**Prompt 1**
Which lines in the rows below contain the string "chevron"? Return each one, and treat case as significant.

**Text block**
** BEGIN **
Another Britishism in the script comes out better: The superhero name Red Mist refers to British slang — when a person becomes insane with anger and does something stupid or crazy, he or she is said to be seeing red mist, or having the red mist descend on them. Co-writer Jane Goldman is married to someone famous, though her husband Jonathan Ross is far less known to Americans than he is to British crowds as an all-around TV personality. Goldman caused a stir at the UK premiere of Kick-Ass by wearing this outfit.

If you’re unfamiliar with some of the actors, Chloë Grace Moretz stars in Let Me In, the upcoming Hollywood remake of Let the Right One In that apparently impressed lots of people at Comic-Con. Mark Strong already played the heavies in Sunshine and Sherlock Holmes, and will play the villain Sinestro in the Green Lantern movie. He’s probably ready to portray a nice guy by now. As for Nicolas Cage, here’s a thoughtful recent appraisal of his strange, strange career. Aaron Johnson auditioned with an American accent, and it was apparently so good that it fooled Vaughn. The 20-year-old actor just became a father along with the 42-year-old woman who directed him in the John Lennon biopic Nowhere Boy that’s out later this year. So many male directors fall for their hot young leading ladies, it’s nice to see the reverse happen once in a while. There’s a cameo appearance by former Witchblade star Yancy Butler as Frank’s wife. Elizabeth McGovern pops up as Dave’s mom, only to drop dead without a single line of dialogue. Wonder what the story was there.
** END **
**Prompt 2**
Answer from the Kick-Ass text above:
(a) Who is co-writer Jane Goldman married to?
(b) Which villain will Mark Strong play in the Green Lantern movie?
(c) Who makes a cameo appearance as Frank's wife?

**Entries**
** BEGIN **
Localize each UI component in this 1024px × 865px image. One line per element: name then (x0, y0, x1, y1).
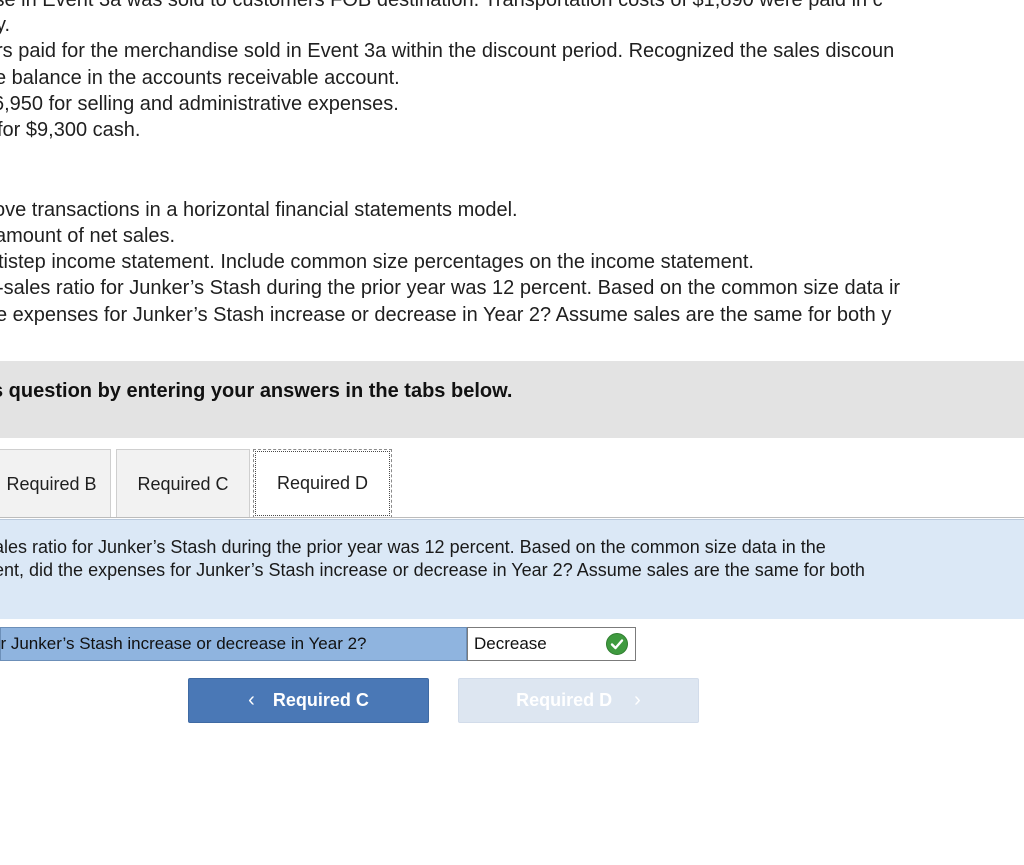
next-button-label: Required D (516, 690, 613, 710)
tab-required-d[interactable]: Required D (253, 449, 392, 518)
instruction-text: s question by entering your answers in t… (0, 380, 513, 402)
problem-line: for $9,300 cash. (0, 119, 141, 141)
answer-select[interactable]: Decrease (467, 627, 636, 661)
answer-prompt: or Junker’s Stash increase or decrease i… (0, 627, 467, 661)
instruction-banner: s question by entering your answers in t… (0, 361, 1024, 438)
page: ise in Event 3a was sold to customers FO… (0, 0, 1024, 865)
problem-line: y. (0, 14, 11, 36)
problem-line: e expenses for Junker’s Stash increase o… (0, 304, 892, 326)
problem-line: ise in Event 3a was sold to customers FO… (0, 0, 883, 11)
problem-line: -sales ratio for Junker’s Stash during t… (0, 277, 901, 299)
prev-button-label: Required C (272, 690, 369, 710)
tab-required-b[interactable]: Required B (0, 449, 111, 518)
answer-value: Decrease (474, 634, 547, 653)
next-required-d-button[interactable]: Required D › (458, 678, 699, 723)
question-text-line: ent, did the expenses for Junker’s Stash… (0, 560, 865, 580)
answer-prompt-text: or Junker’s Stash increase or decrease i… (0, 634, 367, 653)
problem-line: ove transactions in a horizontal financi… (0, 199, 518, 221)
question-text-line: ales ratio for Junker’s Stash during the… (0, 537, 826, 557)
answer-row: or Junker’s Stash increase or decrease i… (0, 627, 636, 661)
problem-line: tistep income statement. Include common … (0, 251, 754, 273)
tab-label: Required B (6, 473, 97, 494)
question-panel: ales ratio for Junker’s Stash during the… (0, 519, 1024, 619)
check-icon (606, 633, 628, 655)
chevron-right-icon: › (634, 689, 641, 711)
problem-line: rs paid for the merchandise sold in Even… (0, 40, 895, 62)
tab-label: Required D (276, 473, 369, 493)
tab-required-c[interactable]: Required C (116, 449, 250, 518)
problem-line: amount of net sales. (0, 225, 176, 247)
problem-line: e balance in the accounts receivable acc… (0, 67, 400, 89)
problem-line: 6,950 for selling and administrative exp… (0, 93, 399, 115)
previous-required-c-button[interactable]: ‹ Required C (188, 678, 429, 723)
tab-divider (0, 517, 1024, 518)
chevron-left-icon: ‹ (248, 689, 255, 711)
tab-label: Required C (137, 473, 229, 494)
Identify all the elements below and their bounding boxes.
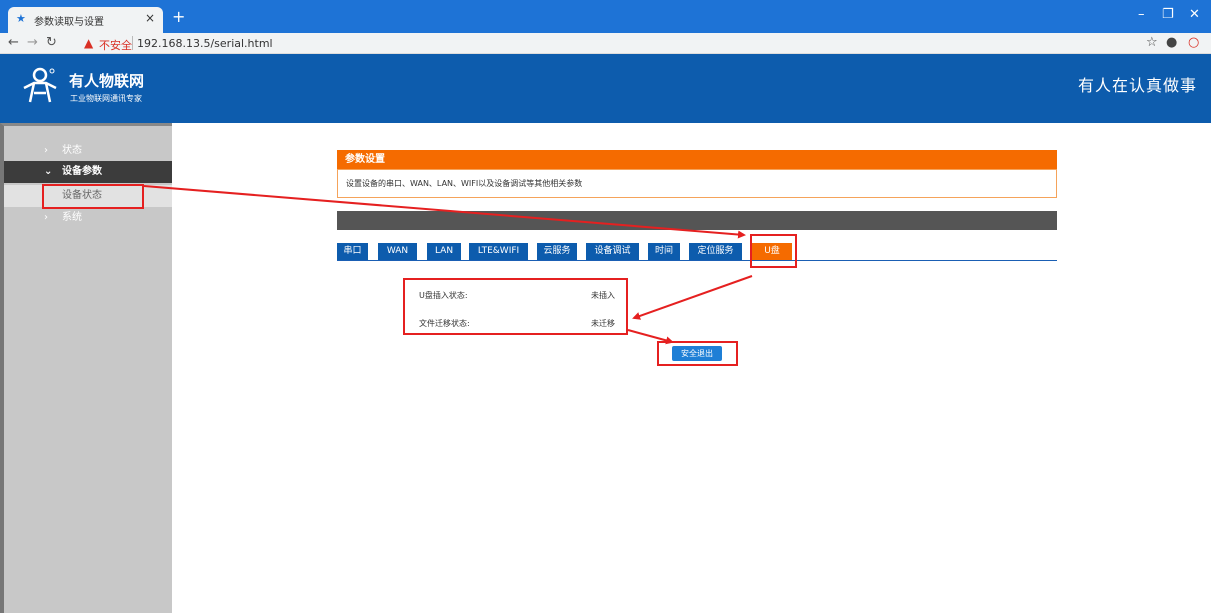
- browser-tab-title: 参数读取与设置: [34, 17, 104, 28]
- brand-name: 有人物联网: [69, 72, 145, 90]
- insecure-label[interactable]: 不安全: [99, 37, 132, 53]
- tab-lte-wifi[interactable]: LTE&WIFI: [469, 243, 528, 260]
- sidebar-item-device-params[interactable]: ⌄ 设备参数: [4, 161, 172, 183]
- tab-close-icon[interactable]: ×: [145, 11, 155, 25]
- extension-icon[interactable]: ○: [1188, 35, 1199, 50]
- highlight-box-eject: [657, 341, 738, 366]
- highlight-box-status: [403, 278, 628, 335]
- sidebar-item-label: 系统: [62, 212, 82, 223]
- highlight-box-sidebar: [42, 184, 144, 209]
- brand-subtitle: 工业物联网通讯专家: [70, 94, 142, 103]
- chevron-right-icon: ›: [44, 145, 48, 156]
- back-arrow-icon[interactable]: ←: [8, 35, 19, 50]
- arrow-usb-tab-to-status: [632, 275, 753, 320]
- tab-cloud-service[interactable]: 云服务: [537, 243, 577, 260]
- sidebar-item-status[interactable]: › 状态: [4, 140, 172, 162]
- chevron-down-icon: ⌄: [44, 166, 53, 177]
- panel-divider-bar: [337, 211, 1057, 230]
- profile-icon[interactable]: ●: [1166, 35, 1177, 50]
- restore-button[interactable]: ❐: [1162, 7, 1174, 22]
- tab-underline: [337, 260, 1057, 261]
- reload-icon[interactable]: ↻: [46, 35, 57, 50]
- highlight-box-usb-tab: [750, 234, 797, 268]
- tab-lan[interactable]: LAN: [427, 243, 461, 260]
- sidebar-item-label: 状态: [62, 145, 82, 156]
- warning-triangle-icon[interactable]: ▲: [84, 36, 93, 50]
- sidebar-item-system[interactable]: › 系统: [4, 207, 172, 229]
- minimize-button[interactable]: –: [1138, 7, 1145, 22]
- site-favicon-icon: ★: [16, 12, 26, 25]
- forward-arrow-icon[interactable]: →: [27, 35, 38, 50]
- sidebar-item-label: 设备参数: [62, 166, 102, 177]
- window-close-button[interactable]: ✕: [1189, 7, 1200, 22]
- site-header: [0, 54, 1211, 123]
- browser-tab[interactable]: ★ 参数读取与设置 ×: [8, 7, 163, 33]
- tab-wan[interactable]: WAN: [378, 243, 417, 260]
- address-separator: [132, 36, 133, 50]
- new-tab-button[interactable]: +: [172, 7, 185, 26]
- panel-description: 设置设备的串口、WAN、LAN、WIFI以及设备调试等其他相关参数: [337, 169, 1057, 198]
- tab-time[interactable]: 时间: [648, 243, 680, 260]
- url-text[interactable]: 192.168.13.5/serial.html: [137, 37, 273, 50]
- header-slogan: 有人在认真做事: [1077, 76, 1197, 95]
- tab-location-service[interactable]: 定位服务: [689, 243, 742, 260]
- tab-serial[interactable]: 串口: [337, 243, 368, 260]
- bookmark-star-icon[interactable]: ☆: [1146, 35, 1158, 50]
- logo-person-icon: [23, 67, 57, 103]
- panel-title: 参数设置: [337, 150, 1057, 169]
- chevron-right-icon: ›: [44, 212, 48, 223]
- tab-device-debug[interactable]: 设备调试: [586, 243, 639, 260]
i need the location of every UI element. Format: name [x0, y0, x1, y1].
** END **
**Full answer 1**
chevron-right-icon: › (634, 689, 641, 711)
chevron-left-icon: ‹ (248, 689, 255, 711)
- chevron-right-icon: ›: [44, 145, 48, 156]
- chevron-down-icon: ⌄: [44, 166, 53, 177]
- chevron-right-icon: ›: [44, 212, 48, 223]

**Full answer 2**
(a) Jonathan Ross
(b) Sinestro
(c) Yancy Butler